_Exercise_:
Collect all lines from the listing that include the string "labels".

################

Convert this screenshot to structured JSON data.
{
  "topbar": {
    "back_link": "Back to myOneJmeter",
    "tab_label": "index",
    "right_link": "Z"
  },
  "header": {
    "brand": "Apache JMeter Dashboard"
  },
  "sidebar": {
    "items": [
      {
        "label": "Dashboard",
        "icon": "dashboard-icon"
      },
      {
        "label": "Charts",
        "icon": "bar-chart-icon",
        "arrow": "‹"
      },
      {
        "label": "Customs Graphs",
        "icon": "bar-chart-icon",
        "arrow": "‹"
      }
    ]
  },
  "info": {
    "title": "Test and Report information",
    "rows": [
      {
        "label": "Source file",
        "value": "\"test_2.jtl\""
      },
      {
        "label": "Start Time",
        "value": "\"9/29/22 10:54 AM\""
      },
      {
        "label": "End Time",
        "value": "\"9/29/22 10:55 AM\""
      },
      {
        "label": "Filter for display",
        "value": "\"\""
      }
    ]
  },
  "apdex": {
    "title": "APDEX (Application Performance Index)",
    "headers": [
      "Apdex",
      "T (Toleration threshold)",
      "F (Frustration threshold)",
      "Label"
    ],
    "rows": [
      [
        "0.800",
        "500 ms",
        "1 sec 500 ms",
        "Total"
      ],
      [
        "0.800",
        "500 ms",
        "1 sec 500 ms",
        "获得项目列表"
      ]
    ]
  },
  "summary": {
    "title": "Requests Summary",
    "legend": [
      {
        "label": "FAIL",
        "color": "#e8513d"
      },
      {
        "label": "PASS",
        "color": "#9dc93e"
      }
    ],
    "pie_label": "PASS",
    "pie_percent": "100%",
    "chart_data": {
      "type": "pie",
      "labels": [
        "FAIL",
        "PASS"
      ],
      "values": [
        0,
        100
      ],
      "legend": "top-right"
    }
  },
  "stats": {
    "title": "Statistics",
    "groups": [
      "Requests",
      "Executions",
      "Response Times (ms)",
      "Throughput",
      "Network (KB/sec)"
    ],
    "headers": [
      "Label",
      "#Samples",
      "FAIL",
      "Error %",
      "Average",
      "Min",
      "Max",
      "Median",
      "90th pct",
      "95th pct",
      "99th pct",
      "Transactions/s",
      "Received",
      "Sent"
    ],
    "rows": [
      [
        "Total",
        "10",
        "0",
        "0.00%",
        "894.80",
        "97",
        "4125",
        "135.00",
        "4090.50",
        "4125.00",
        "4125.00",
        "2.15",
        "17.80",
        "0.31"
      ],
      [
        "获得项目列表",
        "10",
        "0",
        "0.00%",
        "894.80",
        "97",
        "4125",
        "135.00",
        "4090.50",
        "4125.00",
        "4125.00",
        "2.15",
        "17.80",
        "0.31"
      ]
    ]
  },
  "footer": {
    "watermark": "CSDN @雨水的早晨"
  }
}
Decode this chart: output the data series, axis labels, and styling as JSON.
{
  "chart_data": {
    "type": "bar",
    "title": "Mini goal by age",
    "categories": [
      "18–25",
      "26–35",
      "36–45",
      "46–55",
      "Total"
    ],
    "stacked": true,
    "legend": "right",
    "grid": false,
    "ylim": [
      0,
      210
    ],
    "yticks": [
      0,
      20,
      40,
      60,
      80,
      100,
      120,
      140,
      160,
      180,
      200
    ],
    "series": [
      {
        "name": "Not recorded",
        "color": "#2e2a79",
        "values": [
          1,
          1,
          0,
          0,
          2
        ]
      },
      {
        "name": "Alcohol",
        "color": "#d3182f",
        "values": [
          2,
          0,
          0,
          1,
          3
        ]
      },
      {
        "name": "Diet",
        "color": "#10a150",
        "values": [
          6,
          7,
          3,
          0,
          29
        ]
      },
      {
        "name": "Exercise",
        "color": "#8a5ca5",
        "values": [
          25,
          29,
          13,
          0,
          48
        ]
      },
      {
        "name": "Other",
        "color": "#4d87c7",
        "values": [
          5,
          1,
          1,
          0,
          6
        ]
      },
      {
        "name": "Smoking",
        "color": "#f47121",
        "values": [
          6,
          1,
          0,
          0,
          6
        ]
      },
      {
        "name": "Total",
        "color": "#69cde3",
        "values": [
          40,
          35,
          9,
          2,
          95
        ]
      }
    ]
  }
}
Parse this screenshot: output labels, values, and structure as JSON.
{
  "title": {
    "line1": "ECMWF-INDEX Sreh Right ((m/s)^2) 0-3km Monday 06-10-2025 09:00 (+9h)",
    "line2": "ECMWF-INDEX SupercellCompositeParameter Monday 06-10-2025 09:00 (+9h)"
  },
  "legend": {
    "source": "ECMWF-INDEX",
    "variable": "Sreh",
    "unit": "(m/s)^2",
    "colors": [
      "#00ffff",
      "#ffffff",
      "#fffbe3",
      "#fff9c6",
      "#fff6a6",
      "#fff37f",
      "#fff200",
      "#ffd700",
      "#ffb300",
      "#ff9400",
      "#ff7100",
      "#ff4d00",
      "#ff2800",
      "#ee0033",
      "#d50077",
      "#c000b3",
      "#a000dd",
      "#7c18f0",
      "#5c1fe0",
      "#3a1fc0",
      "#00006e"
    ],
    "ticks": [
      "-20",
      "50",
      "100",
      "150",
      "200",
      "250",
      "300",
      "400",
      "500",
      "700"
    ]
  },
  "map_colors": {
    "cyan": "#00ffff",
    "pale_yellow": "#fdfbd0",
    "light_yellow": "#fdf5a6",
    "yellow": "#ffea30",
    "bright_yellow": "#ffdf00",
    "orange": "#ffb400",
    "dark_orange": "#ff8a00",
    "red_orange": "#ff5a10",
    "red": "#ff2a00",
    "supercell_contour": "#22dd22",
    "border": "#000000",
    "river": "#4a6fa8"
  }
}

################

_Task response_:
      "labels": [
Decode this chart: output the data series, axis labels, and styling as JSON.
Parse this screenshot: output labels, values, and structure as JSON.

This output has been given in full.